EXERCISE BRIEF:
In the data below, locate each line with the word "Vertical" and list it.

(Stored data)
+-------+

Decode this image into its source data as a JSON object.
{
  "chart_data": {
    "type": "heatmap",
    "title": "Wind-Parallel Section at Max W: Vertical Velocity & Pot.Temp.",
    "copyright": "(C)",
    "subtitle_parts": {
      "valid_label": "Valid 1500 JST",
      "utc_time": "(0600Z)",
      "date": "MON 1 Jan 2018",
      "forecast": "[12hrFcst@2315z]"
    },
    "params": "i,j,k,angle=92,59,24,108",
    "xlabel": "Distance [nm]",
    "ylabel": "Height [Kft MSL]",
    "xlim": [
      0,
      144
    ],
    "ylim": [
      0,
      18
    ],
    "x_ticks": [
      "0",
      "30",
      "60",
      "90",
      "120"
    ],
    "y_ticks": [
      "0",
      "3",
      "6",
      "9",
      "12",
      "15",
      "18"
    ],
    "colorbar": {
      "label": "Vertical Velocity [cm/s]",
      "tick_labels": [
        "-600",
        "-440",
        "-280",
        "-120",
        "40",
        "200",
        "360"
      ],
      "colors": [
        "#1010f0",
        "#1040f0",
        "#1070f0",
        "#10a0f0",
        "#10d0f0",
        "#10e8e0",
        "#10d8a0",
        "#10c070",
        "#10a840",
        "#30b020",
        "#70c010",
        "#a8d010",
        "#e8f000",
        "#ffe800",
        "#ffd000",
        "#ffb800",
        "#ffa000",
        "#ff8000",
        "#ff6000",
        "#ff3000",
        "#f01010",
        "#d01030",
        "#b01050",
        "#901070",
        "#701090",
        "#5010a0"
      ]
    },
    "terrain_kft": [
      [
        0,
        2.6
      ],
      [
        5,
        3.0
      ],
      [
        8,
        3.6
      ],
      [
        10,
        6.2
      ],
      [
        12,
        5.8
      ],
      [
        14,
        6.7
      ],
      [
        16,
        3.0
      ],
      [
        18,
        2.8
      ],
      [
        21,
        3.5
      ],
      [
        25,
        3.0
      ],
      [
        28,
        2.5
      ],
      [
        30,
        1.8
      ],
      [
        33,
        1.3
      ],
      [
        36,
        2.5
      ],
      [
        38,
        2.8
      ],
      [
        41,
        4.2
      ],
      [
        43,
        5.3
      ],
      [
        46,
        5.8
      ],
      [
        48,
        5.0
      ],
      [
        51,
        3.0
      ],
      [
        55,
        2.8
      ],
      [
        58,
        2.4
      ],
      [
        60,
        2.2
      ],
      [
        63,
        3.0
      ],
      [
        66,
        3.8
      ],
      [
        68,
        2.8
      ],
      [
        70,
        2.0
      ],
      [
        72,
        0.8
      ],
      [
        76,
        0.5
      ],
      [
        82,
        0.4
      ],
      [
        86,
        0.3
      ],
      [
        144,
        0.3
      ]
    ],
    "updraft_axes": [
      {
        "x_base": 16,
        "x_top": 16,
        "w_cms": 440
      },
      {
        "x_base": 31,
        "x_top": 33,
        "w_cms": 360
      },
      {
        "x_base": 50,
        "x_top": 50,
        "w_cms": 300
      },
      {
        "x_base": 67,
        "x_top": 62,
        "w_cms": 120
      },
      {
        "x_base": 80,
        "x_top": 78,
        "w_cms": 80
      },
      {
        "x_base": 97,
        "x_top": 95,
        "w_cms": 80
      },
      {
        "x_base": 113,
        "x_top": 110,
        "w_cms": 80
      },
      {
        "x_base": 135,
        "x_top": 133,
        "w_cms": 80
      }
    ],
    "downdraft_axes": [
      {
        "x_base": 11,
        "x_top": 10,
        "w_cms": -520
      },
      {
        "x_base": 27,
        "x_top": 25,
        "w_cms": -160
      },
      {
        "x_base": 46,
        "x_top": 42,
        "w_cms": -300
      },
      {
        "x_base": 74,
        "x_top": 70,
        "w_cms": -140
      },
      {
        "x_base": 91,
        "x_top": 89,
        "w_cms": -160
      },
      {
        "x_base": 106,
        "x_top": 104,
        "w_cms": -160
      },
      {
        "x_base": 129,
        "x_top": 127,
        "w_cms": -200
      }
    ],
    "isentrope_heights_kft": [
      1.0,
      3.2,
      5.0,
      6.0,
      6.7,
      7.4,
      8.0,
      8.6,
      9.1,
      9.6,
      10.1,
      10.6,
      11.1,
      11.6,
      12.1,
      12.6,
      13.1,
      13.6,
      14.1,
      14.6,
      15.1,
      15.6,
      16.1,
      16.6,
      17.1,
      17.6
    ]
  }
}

+-------+

WRITTEN RESPONSE:
    "title": "Wind-Parallel Section at Max W: Vertical Velocity & Pot.Temp.",
      "label": "Vertical Velocity [cm/s]",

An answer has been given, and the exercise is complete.